Rules of trading in a POW camp

12th May, 2012

An economist who was taken prisoner during the second world war observed that market institutions were universal and spontaneous

Robert A. Radford had, in some ways, a perfectly conventional career as an economist. He studied the subject at Cambridge in the late 1930s, before war interrupted, and his civilian working life was spent at the International Monetary Fund. But he also spent half the war in a German prison camp, and on his release wrote an article in the LSE journal Economica.

The “Economic Organisation of a P.O.W. Camp” is a remarkable piece of writing, in which Radford analyses the economic institutions that arose in tough circumstances. Students should read it to learn about monetary economics, and their professors should read it to learn how to write. But Radford himself thought his experiences constituted more than a teachable moment: “the principal significance is sociological.”

First, a word about the basic economic building blocks. Prisoners received some rations from the Germans, but were mostly sustained by parcels of food and cigarettes from the Red Cross. The parcels were standardised – everyone got the same. Occasionally the Red Cross received bumper supplies, or ran short; in those instances everybody enjoyed a surplus or a shortage.

----

THE EXERCISE: Extract the stretch of the POW camp article from "An economist who" through "LSE journal Economica.", copying it word for word.

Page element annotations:
----

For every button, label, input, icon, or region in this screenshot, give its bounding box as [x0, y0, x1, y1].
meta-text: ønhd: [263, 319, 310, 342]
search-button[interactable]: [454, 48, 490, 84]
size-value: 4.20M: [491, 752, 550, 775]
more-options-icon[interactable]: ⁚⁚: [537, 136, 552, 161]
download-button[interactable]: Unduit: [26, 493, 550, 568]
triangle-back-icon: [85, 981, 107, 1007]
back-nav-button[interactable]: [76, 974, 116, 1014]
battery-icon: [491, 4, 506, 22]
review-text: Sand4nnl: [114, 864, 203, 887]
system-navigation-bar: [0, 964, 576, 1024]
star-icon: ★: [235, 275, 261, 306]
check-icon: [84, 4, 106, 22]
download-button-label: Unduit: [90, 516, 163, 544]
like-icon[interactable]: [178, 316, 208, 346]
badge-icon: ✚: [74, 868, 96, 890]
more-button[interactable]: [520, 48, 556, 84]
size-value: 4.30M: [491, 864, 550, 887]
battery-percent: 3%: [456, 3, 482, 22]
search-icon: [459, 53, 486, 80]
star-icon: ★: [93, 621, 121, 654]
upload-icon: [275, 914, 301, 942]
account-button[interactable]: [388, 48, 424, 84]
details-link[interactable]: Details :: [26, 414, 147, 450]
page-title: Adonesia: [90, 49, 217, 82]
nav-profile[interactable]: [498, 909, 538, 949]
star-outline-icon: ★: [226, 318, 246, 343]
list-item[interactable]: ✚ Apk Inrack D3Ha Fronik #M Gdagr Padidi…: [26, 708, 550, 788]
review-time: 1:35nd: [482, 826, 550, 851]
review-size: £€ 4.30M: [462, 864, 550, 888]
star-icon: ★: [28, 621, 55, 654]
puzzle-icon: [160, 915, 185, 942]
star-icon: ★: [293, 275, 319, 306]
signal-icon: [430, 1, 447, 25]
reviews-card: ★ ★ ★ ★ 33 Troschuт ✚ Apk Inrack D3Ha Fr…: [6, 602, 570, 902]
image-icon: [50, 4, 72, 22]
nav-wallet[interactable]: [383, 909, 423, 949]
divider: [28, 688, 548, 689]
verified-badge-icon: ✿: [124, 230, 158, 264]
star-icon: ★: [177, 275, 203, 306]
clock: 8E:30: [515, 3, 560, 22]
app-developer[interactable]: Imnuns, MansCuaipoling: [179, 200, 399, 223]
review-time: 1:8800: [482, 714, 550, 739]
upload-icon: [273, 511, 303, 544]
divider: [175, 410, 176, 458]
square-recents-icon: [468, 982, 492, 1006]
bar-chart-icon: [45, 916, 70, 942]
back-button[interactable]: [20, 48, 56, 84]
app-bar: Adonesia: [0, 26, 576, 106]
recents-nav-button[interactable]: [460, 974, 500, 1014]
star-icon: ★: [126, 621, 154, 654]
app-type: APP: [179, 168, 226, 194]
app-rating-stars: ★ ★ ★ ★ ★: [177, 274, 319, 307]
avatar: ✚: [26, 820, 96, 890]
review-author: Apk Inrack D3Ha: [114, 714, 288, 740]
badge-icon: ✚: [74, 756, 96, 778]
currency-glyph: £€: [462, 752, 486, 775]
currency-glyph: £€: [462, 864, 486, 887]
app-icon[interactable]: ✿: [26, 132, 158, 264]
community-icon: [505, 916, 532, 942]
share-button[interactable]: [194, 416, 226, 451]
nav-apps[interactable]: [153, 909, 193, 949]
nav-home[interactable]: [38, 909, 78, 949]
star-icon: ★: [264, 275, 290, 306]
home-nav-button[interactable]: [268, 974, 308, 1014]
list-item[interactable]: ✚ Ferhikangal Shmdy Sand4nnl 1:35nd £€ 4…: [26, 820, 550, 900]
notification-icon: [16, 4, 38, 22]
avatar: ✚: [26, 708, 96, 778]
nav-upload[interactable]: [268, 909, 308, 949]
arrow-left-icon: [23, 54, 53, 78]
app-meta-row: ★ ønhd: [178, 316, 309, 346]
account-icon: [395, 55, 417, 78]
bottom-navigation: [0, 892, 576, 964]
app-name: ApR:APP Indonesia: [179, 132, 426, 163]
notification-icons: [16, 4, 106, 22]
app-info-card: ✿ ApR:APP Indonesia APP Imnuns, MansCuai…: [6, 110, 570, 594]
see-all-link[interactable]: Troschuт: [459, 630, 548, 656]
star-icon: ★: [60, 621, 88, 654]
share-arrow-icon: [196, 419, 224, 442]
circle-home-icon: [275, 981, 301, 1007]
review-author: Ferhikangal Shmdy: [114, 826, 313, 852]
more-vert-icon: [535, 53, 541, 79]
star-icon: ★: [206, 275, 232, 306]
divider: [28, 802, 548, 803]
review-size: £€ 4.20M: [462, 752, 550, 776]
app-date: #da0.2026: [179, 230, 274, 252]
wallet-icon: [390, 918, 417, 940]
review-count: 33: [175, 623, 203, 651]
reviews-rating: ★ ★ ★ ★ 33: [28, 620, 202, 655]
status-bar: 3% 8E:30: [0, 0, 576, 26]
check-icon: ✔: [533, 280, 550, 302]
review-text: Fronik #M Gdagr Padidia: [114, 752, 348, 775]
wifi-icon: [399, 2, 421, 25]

----

EXERCISE RESULT:
An economist who was taken prisoner during the second world war observed that market institutions were universal and spontaneous

Robert A. Radford had, in some ways, a perfectly conventional career as an economist. He studied the subject at Cambridge in the late 1930s, before war interrupted, and his civilian working life was spent at the International Monetary Fund. But he also spent half the war in a German prison camp, and on his release wrote an article in the LSE journal Economica.